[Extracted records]
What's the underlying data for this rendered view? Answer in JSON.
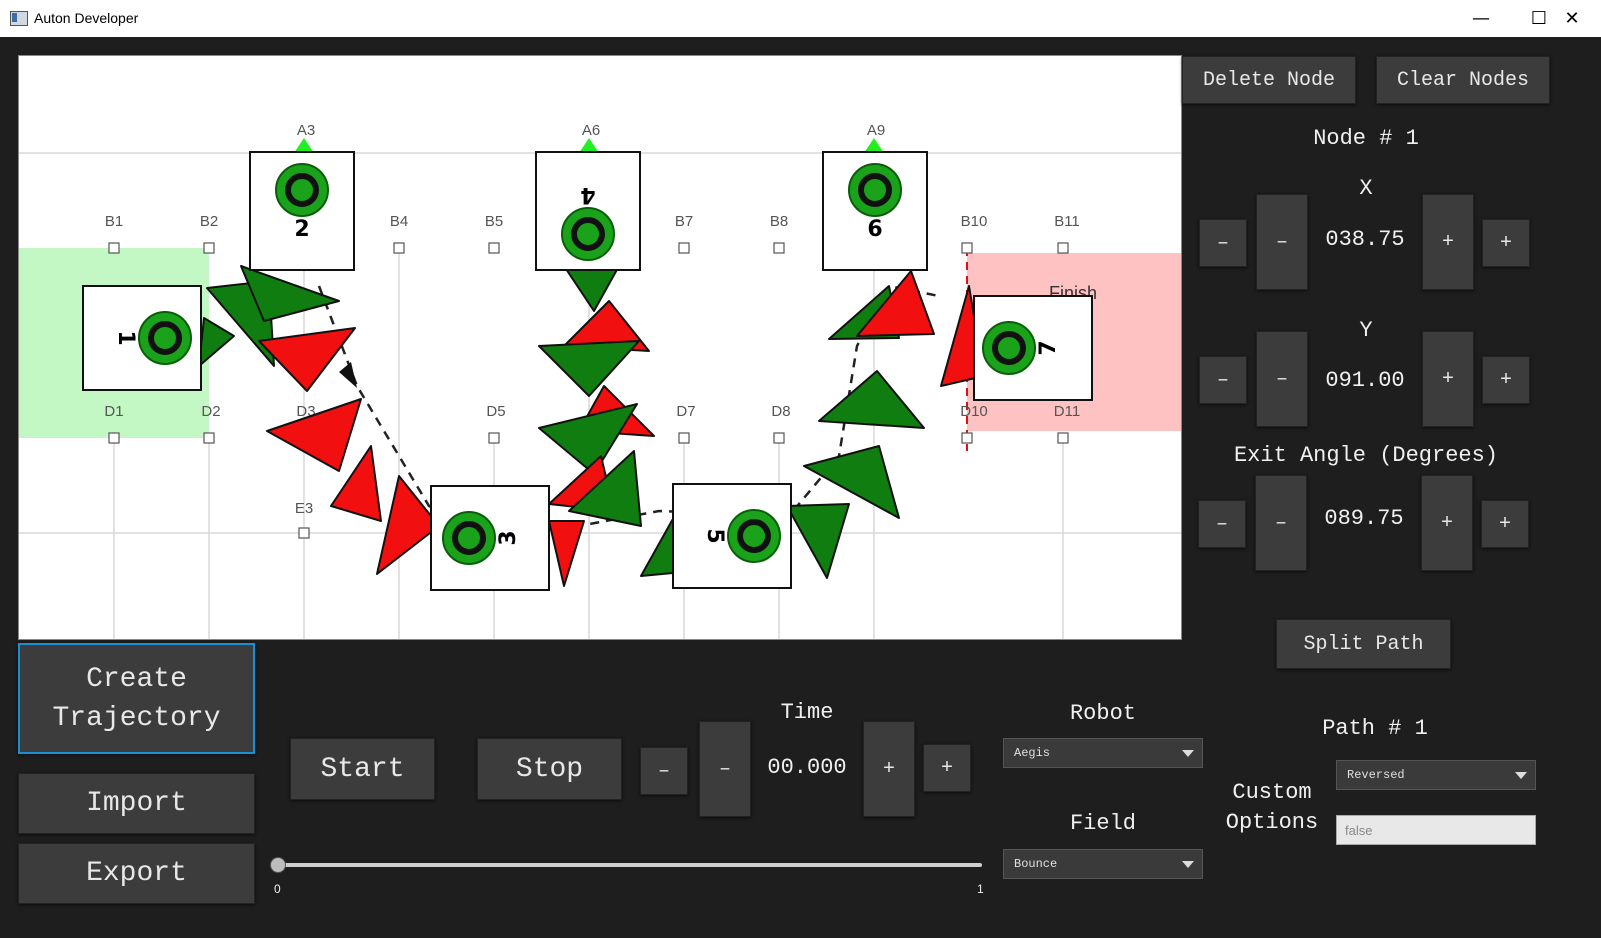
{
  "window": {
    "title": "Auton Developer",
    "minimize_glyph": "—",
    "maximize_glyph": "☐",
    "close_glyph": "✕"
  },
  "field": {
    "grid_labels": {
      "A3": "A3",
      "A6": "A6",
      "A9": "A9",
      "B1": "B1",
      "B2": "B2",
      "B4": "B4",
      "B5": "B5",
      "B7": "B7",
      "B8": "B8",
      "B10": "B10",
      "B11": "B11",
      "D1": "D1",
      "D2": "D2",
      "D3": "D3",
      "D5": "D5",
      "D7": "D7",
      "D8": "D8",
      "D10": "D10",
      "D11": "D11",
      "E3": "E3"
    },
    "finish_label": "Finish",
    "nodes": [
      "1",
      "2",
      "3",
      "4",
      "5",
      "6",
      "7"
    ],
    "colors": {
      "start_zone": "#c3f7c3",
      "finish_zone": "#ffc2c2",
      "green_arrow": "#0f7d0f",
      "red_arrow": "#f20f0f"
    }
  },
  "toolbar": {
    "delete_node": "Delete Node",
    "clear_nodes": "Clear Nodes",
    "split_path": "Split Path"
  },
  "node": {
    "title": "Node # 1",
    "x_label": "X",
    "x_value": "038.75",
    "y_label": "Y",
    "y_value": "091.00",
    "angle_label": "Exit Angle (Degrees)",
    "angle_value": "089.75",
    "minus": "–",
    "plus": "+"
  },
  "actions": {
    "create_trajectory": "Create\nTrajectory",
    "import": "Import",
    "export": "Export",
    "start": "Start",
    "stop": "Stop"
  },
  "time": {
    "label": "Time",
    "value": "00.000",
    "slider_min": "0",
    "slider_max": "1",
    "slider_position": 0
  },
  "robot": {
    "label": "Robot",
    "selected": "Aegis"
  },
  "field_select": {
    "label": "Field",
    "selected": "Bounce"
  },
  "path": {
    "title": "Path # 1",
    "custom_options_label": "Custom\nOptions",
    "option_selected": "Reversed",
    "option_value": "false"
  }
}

==

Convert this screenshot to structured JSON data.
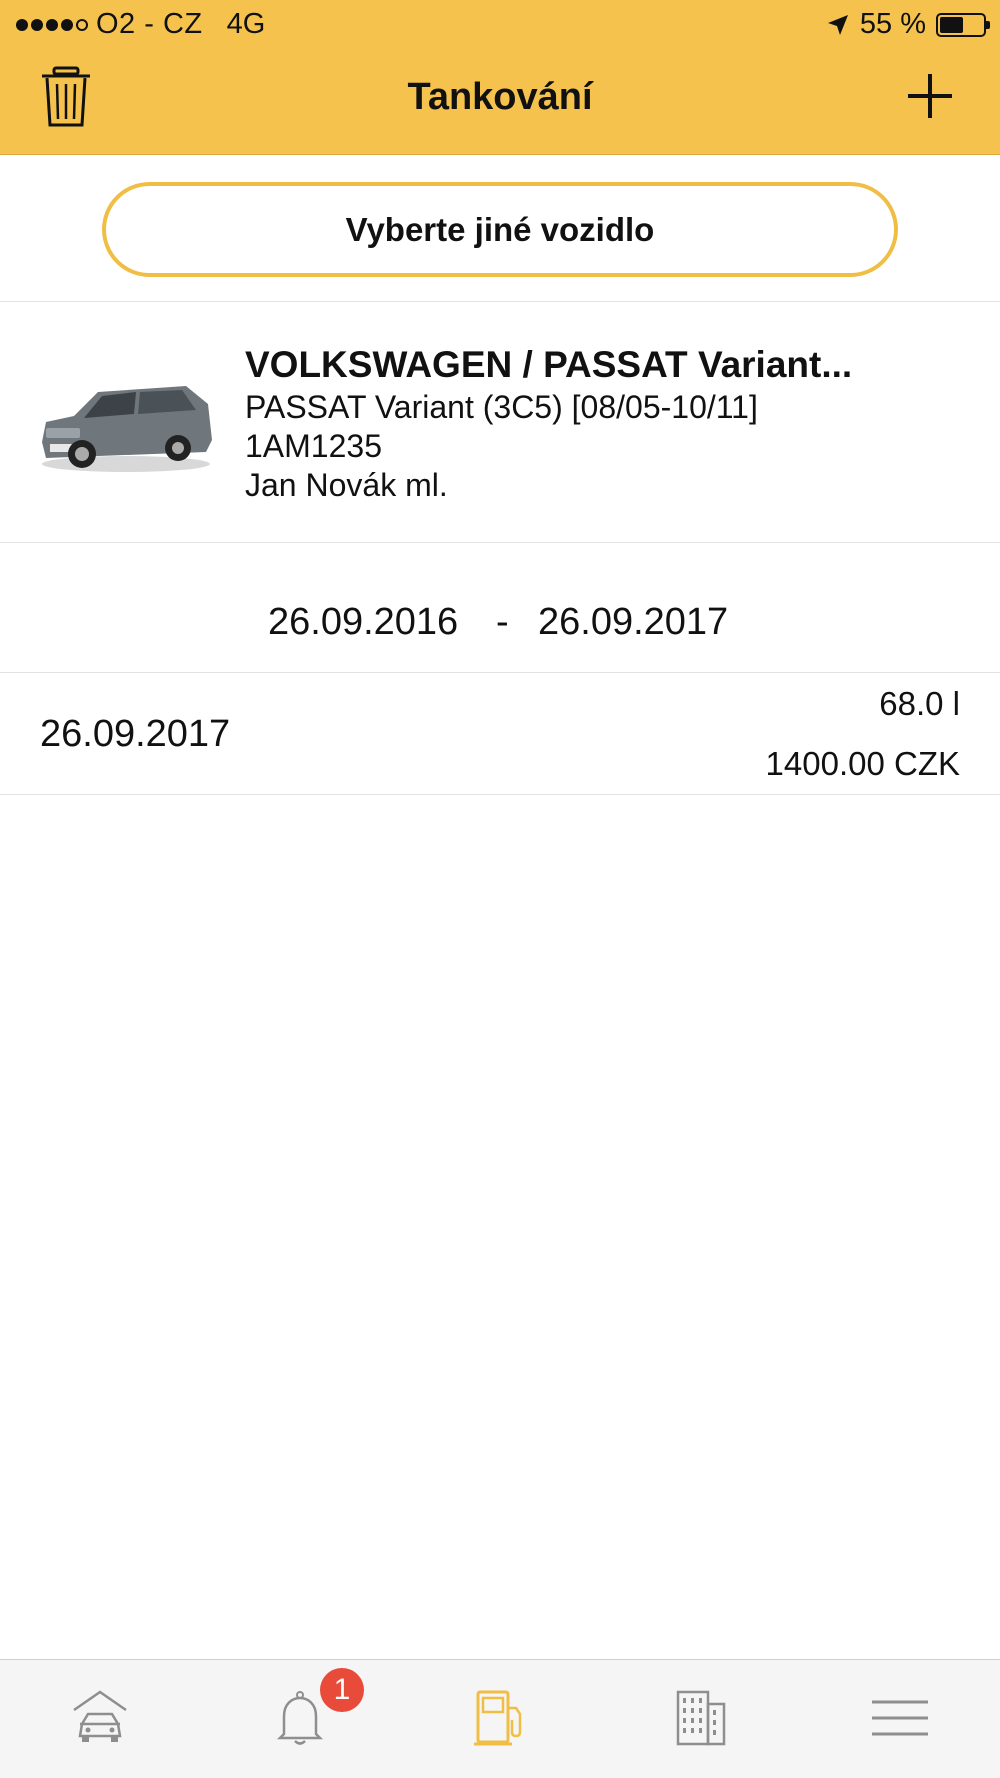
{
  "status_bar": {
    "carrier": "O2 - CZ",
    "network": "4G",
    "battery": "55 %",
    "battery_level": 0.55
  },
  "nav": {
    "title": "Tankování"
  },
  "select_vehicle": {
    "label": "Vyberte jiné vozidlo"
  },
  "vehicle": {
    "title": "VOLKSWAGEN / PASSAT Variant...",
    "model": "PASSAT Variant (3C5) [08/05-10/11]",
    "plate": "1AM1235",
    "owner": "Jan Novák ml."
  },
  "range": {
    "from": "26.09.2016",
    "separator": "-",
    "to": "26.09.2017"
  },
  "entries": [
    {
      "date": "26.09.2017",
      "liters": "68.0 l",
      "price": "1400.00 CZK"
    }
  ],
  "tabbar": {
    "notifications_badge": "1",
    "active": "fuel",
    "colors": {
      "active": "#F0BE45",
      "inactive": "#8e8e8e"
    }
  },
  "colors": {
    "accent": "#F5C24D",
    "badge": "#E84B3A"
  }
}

THE REQUEST.
Pull out every line holding "Variant" from the records above, and copy it.

EXPECTED ANSWER.
    "title": "VOLKSWAGEN / PASSAT Variant...",
    "model": "PASSAT Variant (3C5) [08/05-10/11]",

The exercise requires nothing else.